▽

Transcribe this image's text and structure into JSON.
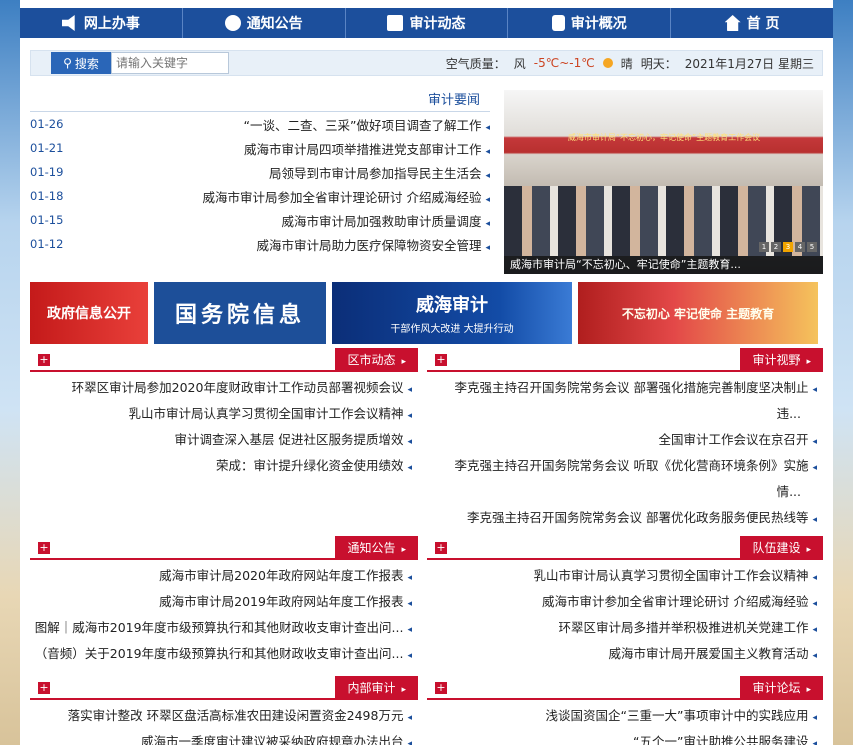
{
  "nav": [
    {
      "label": "网上办事",
      "icon": "speaker-icon"
    },
    {
      "label": "通知公告",
      "icon": "chat-icon"
    },
    {
      "label": "审计动态",
      "icon": "person-icon"
    },
    {
      "label": "审计概况",
      "icon": "document-icon"
    },
    {
      "label": "首 页",
      "icon": "home-icon"
    }
  ],
  "topbar": {
    "search_button": "搜索",
    "search_placeholder": "请输入关键字",
    "date": "2021年1月27日 星期三",
    "weather_prefix": "明天：",
    "weather_cond": "晴",
    "weather_temp": "-5℃~-1℃",
    "weather_wind": "风",
    "air_quality": "空气质量："
  },
  "news": {
    "title": "审计要闻",
    "photo_caption": "威海市审计局“不忘初心、牢记使命”主题教育...",
    "photo_banner": "威海市审计局“不忘初心，牢记使命”主题教育工作会议",
    "photo_pages": [
      "1",
      "2",
      "3",
      "4",
      "5"
    ],
    "items": [
      {
        "date": "01-26",
        "text": "“一谈、二查、三采”做好项目调查了解工作"
      },
      {
        "date": "01-21",
        "text": "威海市审计局四项举措推进党支部审计工作"
      },
      {
        "date": "01-19",
        "text": "局领导到市审计局参加指导民主生活会"
      },
      {
        "date": "01-18",
        "text": "威海市审计局参加全省审计理论研讨 介绍威海经验"
      },
      {
        "date": "01-15",
        "text": "威海市审计局加强救助审计质量调度"
      },
      {
        "date": "01-12",
        "text": "威海市审计局助力医疗保障物资安全管理"
      }
    ]
  },
  "banners": [
    {
      "text": "政府信息公开"
    },
    {
      "text": "国务院信息"
    },
    {
      "text": "威海审计",
      "sub": "干部作风大改进 大提升行动"
    },
    {
      "text": "不忘初心 牢记使命 主题教育"
    }
  ],
  "sections": {
    "qudong": {
      "label": "区市动态",
      "items": [
        "环翠区审计局参加2020年度财政审计工作动员部署视频会议",
        "乳山市审计局认真学习贯彻全国审计工作会议精神",
        "审计调查深入基层 促进社区服务提质增效",
        "荣成：审计提升绿化资金使用绩效"
      ]
    },
    "shiping": {
      "label": "审计视野",
      "items": [
        "李克强主持召开国务院常务会议 部署强化措施完善制度坚决制止",
        "违...",
        "全国审计工作会议在京召开",
        "李克强主持召开国务院常务会议 听取《优化营商环境条例》实施",
        "情...",
        "李克强主持召开国务院常务会议 部署优化政务服务便民热线等"
      ]
    },
    "tongzhi": {
      "label": "通知公告",
      "items": [
        "威海市审计局2020年政府网站年度工作报表",
        "威海市审计局2019年政府网站年度工作报表",
        "图解｜威海市2019年度市级预算执行和其他财政收支审计查出问...",
        "（音频）关于2019年度市级预算执行和其他财政收支审计查出问..."
      ]
    },
    "duiwu": {
      "label": "队伍建设",
      "items": [
        "乳山市审计局认真学习贯彻全国审计工作会议精神",
        "威海市审计参加全省审计理论研讨 介绍威海经验",
        "环翠区审计局多措并举积极推进机关党建工作",
        "威海市审计局开展爱国主义教育活动"
      ]
    },
    "neibu": {
      "label": "内部审计",
      "items": [
        "落实审计整改 环翠区盘活高标准农田建设闲置资金2498万元",
        "威海市一季度审计建议被采纳政府规章办法出台"
      ]
    },
    "luntan": {
      "label": "审计论坛",
      "items": [
        "浅谈国资国企“三重一大”事项审计中的实践应用",
        "“五个一”审计助推公共服务建设"
      ]
    }
  }
}
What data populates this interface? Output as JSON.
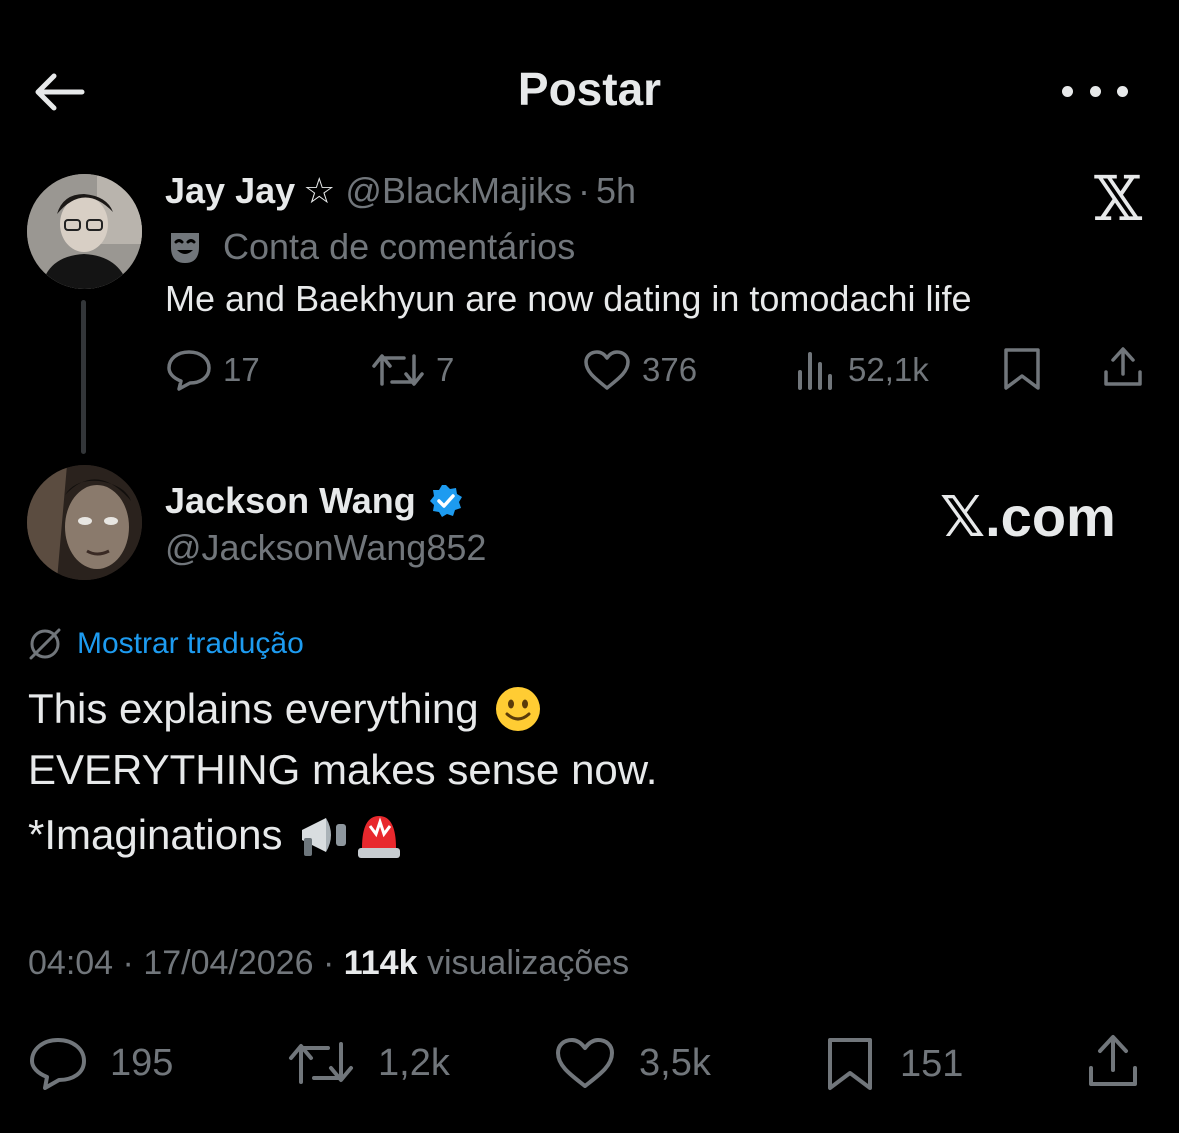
{
  "header": {
    "title": "Postar",
    "back_icon": "arrow-left-icon",
    "more_icon": "more-horizontal-icon"
  },
  "reply": {
    "display_name": "Jay Jay",
    "star": "☆",
    "handle": "@BlackMajiks",
    "separator": "·",
    "time": "5h",
    "account_label": "Conta de comentários",
    "text": "Me and Baekhyun are now dating in tomodachi life",
    "logo": "𝕏",
    "stats": {
      "replies": "17",
      "reposts": "7",
      "likes": "376",
      "views": "52,1k"
    }
  },
  "post": {
    "display_name": "Jackson Wang",
    "handle": "@JacksonWang852",
    "watermark": "𝕏.com",
    "translate_label": "Mostrar tradução",
    "lines": [
      "This explains everything",
      "EVERYTHING makes sense now.",
      "*Imaginations"
    ],
    "time": "04:04",
    "date": "17/04/2026",
    "separator": "·",
    "views_count": "114k",
    "views_label": "visualizações",
    "stats": {
      "replies": "195",
      "reposts": "1,2k",
      "likes": "3,5k",
      "bookmarks": "151"
    }
  },
  "colors": {
    "background": "#000000",
    "text": "#e7e9ea",
    "muted": "#71767b",
    "link": "#1d9bf0",
    "verified": "#1d9bf0"
  }
}
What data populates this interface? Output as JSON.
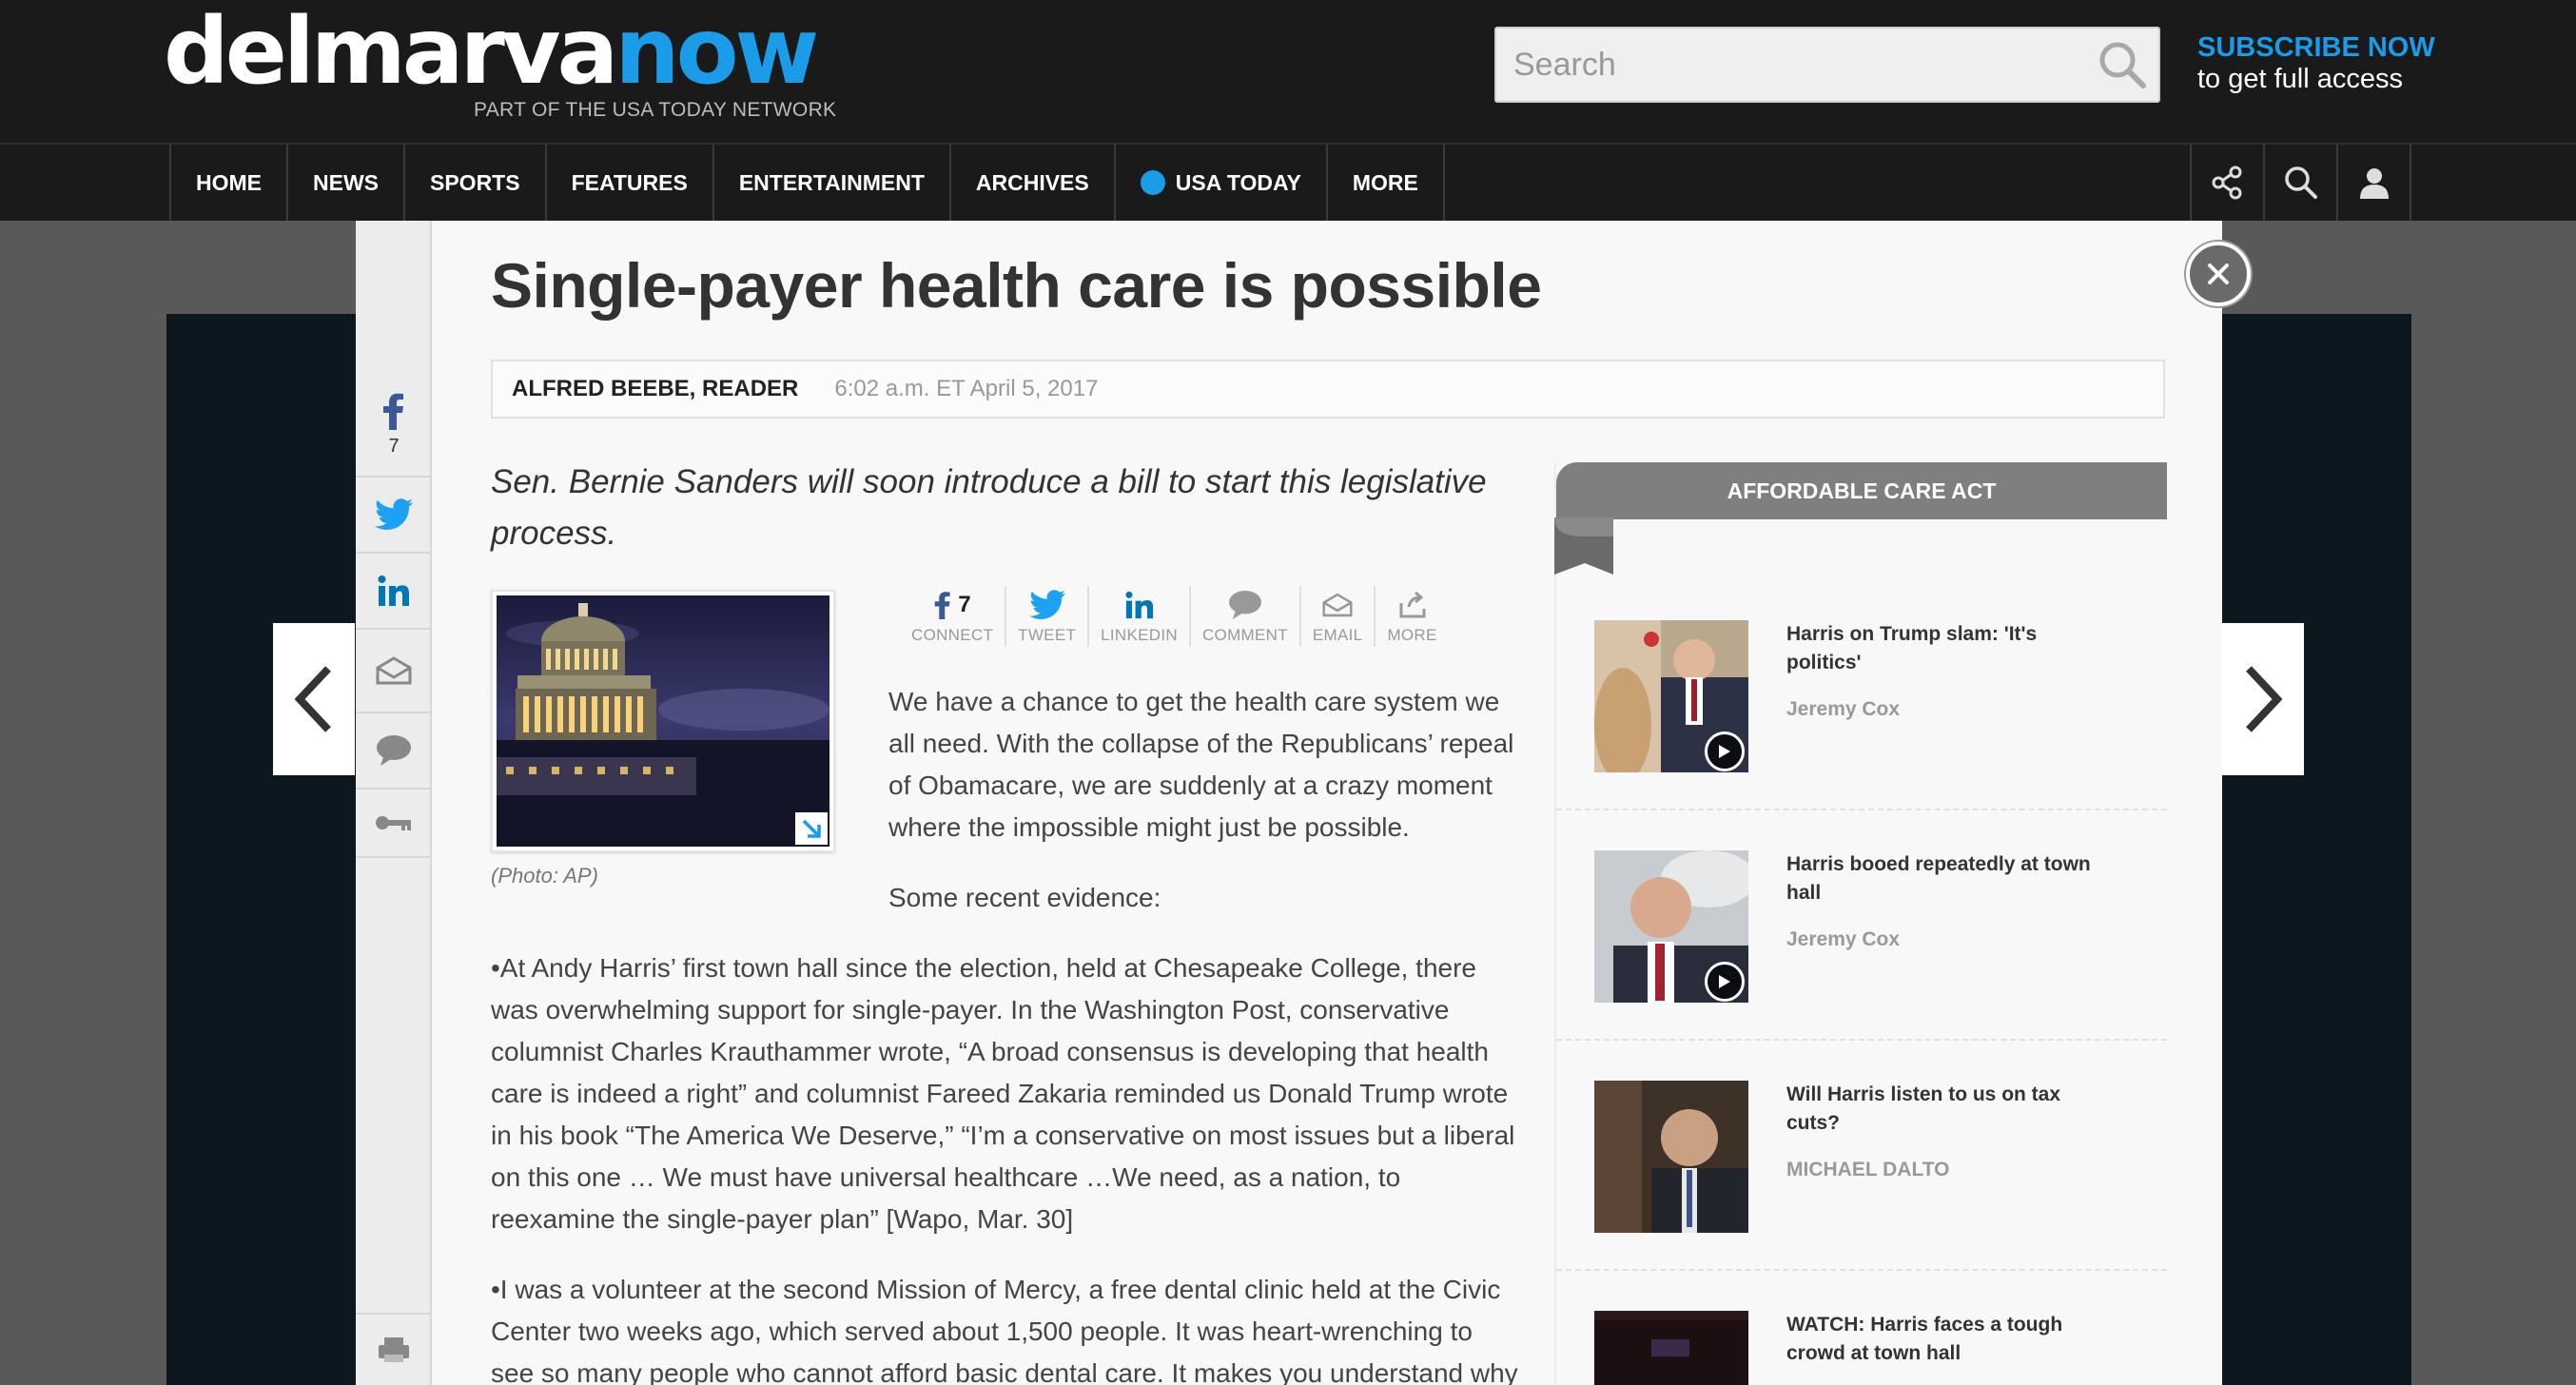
{
  "header": {
    "logo_part1": "delmarva",
    "logo_part2": "now",
    "tagline": "PART OF THE USA TODAY NETWORK",
    "search_placeholder": "Search",
    "subscribe_title": "SUBSCRIBE NOW",
    "subscribe_sub": "to get full access"
  },
  "nav": {
    "items": [
      "HOME",
      "NEWS",
      "SPORTS",
      "FEATURES",
      "ENTERTAINMENT",
      "ARCHIVES",
      "USA TODAY",
      "MORE"
    ],
    "icons": [
      "share-icon",
      "search-icon",
      "user-icon"
    ]
  },
  "share_rail": {
    "facebook_count": "7",
    "buttons": [
      "facebook-icon",
      "twitter-icon",
      "linkedin-icon",
      "email-icon",
      "comment-icon",
      "key-icon"
    ],
    "print": "print-icon"
  },
  "article": {
    "headline": "Single-payer health care is possible",
    "author": "ALFRED BEEBE, READER",
    "timestamp": "6:02 a.m. ET April 5, 2017",
    "dek_line1": "Sen. Bernie Sanders will soon introduce a bill to start this legislative",
    "dek_line2": "process.",
    "photo_caption": "(Photo: AP)",
    "share_bar": {
      "facebook_count": "7",
      "labels": [
        "CONNECT",
        "TWEET",
        "LINKEDIN",
        "COMMENT",
        "EMAIL",
        "MORE"
      ]
    },
    "p1": [
      "We have a chance to get the health care system we",
      "all need. With the collapse of the Republicans’ repeal",
      "of Obamacare, we are suddenly at a crazy moment",
      "where the impossible might just be possible."
    ],
    "p2": "Some recent evidence:",
    "p3": [
      "•At Andy Harris’ first town hall since the election, held at Chesapeake College, there",
      "was overwhelming support for single-payer. In the Washington Post, conservative",
      "columnist Charles Krauthammer wrote, “A broad consensus is developing that health",
      "care is indeed a right” and columnist Fareed Zakaria reminded us Donald Trump wrote",
      "in his book “The America We Deserve,” “I’m a conservative on most issues but a liberal",
      "on this one … We must have universal healthcare …We need, as a nation, to",
      "reexamine the single-payer plan” [Wapo, Mar. 30]"
    ],
    "p4": [
      "•I was a volunteer at the second Mission of Mercy, a free dental clinic held at the Civic",
      "Center two weeks ago, which served about 1,500 people. It was heart-wrenching to",
      "see so many people who cannot afford basic dental care. It makes you understand why"
    ]
  },
  "sidebar": {
    "header": "AFFORDABLE CARE ACT",
    "items": [
      {
        "title1": "Harris on Trump slam: 'It's",
        "title2": "politics'",
        "author": "Jeremy Cox",
        "video": true
      },
      {
        "title1": "Harris booed repeatedly at town",
        "title2": "hall",
        "author": "Jeremy Cox",
        "video": true
      },
      {
        "title1": "Will Harris listen to us on tax",
        "title2": "cuts?",
        "author": "MICHAEL DALTO",
        "video": false
      },
      {
        "title1": "WATCH: Harris faces a tough",
        "title2": "crowd at town hall",
        "author": "",
        "video": false
      }
    ]
  },
  "colors": {
    "brand_blue": "#1a9ce8",
    "header_bg": "#1a1a1a",
    "facebook": "#3b5998",
    "twitter": "#1da1f2",
    "linkedin": "#0077b5"
  }
}
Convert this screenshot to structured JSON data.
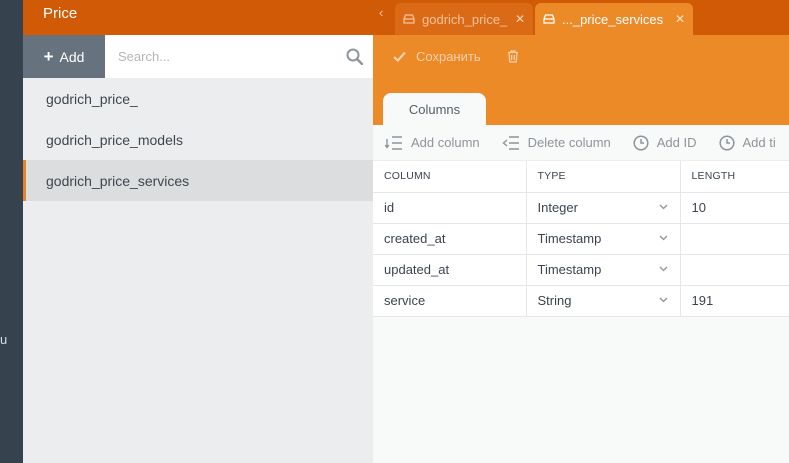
{
  "leftnav": {
    "fragment": "u"
  },
  "sidebar": {
    "title": "Price",
    "add_label": "Add",
    "search_placeholder": "Search...",
    "items": [
      {
        "label": "godrich_price_",
        "active": false
      },
      {
        "label": "godrich_price_models",
        "active": false
      },
      {
        "label": "godrich_price_services",
        "active": true
      }
    ]
  },
  "tabs": [
    {
      "label": "godrich_price_",
      "active": false
    },
    {
      "label": "..._price_services",
      "active": true
    }
  ],
  "toolbar": {
    "save_label": "Сохранить"
  },
  "subtabs": {
    "columns_label": "Columns"
  },
  "column_toolbar": {
    "add_column": "Add column",
    "delete_column": "Delete column",
    "add_id": "Add ID",
    "add_timestamps": "Add ti"
  },
  "table": {
    "headers": [
      "COLUMN",
      "TYPE",
      "LENGTH"
    ],
    "rows": [
      {
        "column": "id",
        "type": "Integer",
        "length": "10"
      },
      {
        "column": "created_at",
        "type": "Timestamp",
        "length": ""
      },
      {
        "column": "updated_at",
        "type": "Timestamp",
        "length": ""
      },
      {
        "column": "service",
        "type": "String",
        "length": "191"
      }
    ]
  },
  "colors": {
    "header_orange": "#d05a05",
    "accent_orange": "#ec8a28",
    "nav_dark": "#36424e",
    "sidebar_bg": "#ecedee"
  }
}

△

Return each line where "handle" shows up.

    "handle": "@BlackMajiks",
    "handle": "@JacksonWang852",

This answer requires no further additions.